Goal
Extract every entry word for word.

Dataset items
+===+
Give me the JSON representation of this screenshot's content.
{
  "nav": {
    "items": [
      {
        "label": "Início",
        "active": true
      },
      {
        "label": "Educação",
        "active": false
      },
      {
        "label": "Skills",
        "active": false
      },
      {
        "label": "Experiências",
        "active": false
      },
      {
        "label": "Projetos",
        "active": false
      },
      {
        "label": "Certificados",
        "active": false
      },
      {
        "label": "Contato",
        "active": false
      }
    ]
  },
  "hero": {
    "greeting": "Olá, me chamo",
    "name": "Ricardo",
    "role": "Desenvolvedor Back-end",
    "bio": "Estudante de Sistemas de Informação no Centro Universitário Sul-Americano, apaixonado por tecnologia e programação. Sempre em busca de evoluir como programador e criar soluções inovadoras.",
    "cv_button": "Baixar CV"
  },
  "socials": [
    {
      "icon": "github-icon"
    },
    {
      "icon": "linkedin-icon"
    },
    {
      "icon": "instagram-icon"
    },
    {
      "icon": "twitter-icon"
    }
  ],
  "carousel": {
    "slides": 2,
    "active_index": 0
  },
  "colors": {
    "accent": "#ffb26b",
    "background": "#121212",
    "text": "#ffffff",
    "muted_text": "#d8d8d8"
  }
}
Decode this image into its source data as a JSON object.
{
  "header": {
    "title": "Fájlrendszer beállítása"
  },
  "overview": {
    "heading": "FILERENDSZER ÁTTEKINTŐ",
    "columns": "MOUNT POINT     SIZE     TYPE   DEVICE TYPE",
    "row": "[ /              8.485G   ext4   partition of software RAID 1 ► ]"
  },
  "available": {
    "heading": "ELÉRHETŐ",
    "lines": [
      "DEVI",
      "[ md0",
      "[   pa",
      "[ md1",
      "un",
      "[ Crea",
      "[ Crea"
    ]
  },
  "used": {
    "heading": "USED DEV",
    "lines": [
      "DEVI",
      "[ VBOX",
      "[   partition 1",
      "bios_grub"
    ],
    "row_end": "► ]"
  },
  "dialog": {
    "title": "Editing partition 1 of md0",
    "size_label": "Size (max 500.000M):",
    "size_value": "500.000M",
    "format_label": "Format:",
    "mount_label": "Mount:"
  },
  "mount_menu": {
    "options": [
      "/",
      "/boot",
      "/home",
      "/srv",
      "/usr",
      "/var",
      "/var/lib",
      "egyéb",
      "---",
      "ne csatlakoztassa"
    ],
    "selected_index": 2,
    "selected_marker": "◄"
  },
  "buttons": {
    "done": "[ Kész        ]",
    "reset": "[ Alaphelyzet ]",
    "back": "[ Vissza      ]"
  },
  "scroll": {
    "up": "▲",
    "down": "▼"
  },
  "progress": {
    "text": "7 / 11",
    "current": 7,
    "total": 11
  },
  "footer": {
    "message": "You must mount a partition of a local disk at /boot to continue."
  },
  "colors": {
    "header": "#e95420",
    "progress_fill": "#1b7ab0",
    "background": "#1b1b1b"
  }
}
+===+
Complete answer
Give me the JSON representation of this screenshot's content.
{
  "nav": {
    "items": [
      {
        "label": "Início",
        "active": true
      },
      {
        "label": "Educação",
        "active": false
      },
      {
        "label": "Skills",
        "active": false
      },
      {
        "label": "Experiências",
        "active": false
      },
      {
        "label": "Projetos",
        "active": false
      },
      {
        "label": "Certificados",
        "active": false
      },
      {
        "label": "Contato",
        "active": false
      }
    ]
  },
  "hero": {
    "greeting": "Olá, me chamo",
    "name": "Ricardo",
    "role": "Desenvolvedor Back-end",
    "bio": "Estudante de Sistemas de Informação no Centro Universitário Sul-Americano, apaixonado por tecnologia e programação. Sempre em busca de evoluir como programador e criar soluções inovadoras.",
    "cv_button": "Baixar CV"
  },
  "socials": [
    {
      "icon": "github-icon"
    },
    {
      "icon": "linkedin-icon"
    },
    {
      "icon": "instagram-icon"
    },
    {
      "icon": "twitter-icon"
    }
  ],
  "carousel": {
    "slides": 2,
    "active_index": 0
  },
  "colors": {
    "accent": "#ffb26b",
    "background": "#121212",
    "text": "#ffffff",
    "muted_text": "#d8d8d8"
  }
}
Decode this image into its source data as a JSON object.
{
  "header": {
    "title": "Fájlrendszer beállítása"
  },
  "overview": {
    "heading": "FILERENDSZER ÁTTEKINTŐ",
    "columns": "MOUNT POINT     SIZE     TYPE   DEVICE TYPE",
    "row": "[ /              8.485G   ext4   partition of software RAID 1 ► ]"
  },
  "available": {
    "heading": "ELÉRHETŐ",
    "lines": [
      "DEVI",
      "[ md0",
      "[   pa",
      "[ md1",
      "un",
      "[ Crea",
      "[ Crea"
    ]
  },
  "used": {
    "heading": "USED DEV",
    "lines": [
      "DEVI",
      "[ VBOX",
      "[   partition 1",
      "bios_grub"
    ],
    "row_end": "► ]"
  },
  "dialog": {
    "title": "Editing partition 1 of md0",
    "size_label": "Size (max 500.000M):",
    "size_value": "500.000M",
    "format_label": "Format:",
    "mount_label": "Mount:"
  },
  "mount_menu": {
    "options": [
      "/",
      "/boot",
      "/home",
      "/srv",
      "/usr",
      "/var",
      "/var/lib",
      "egyéb",
      "---",
      "ne csatlakoztassa"
    ],
    "selected_index": 2,
    "selected_marker": "◄"
  },
  "buttons": {
    "done": "[ Kész        ]",
    "reset": "[ Alaphelyzet ]",
    "back": "[ Vissza      ]"
  },
  "scroll": {
    "up": "▲",
    "down": "▼"
  },
  "progress": {
    "text": "7 / 11",
    "current": 7,
    "total": 11
  },
  "footer": {
    "message": "You must mount a partition of a local disk at /boot to continue."
  },
  "colors": {
    "header": "#e95420",
    "progress_fill": "#1b7ab0",
    "background": "#1b1b1b"
  }
}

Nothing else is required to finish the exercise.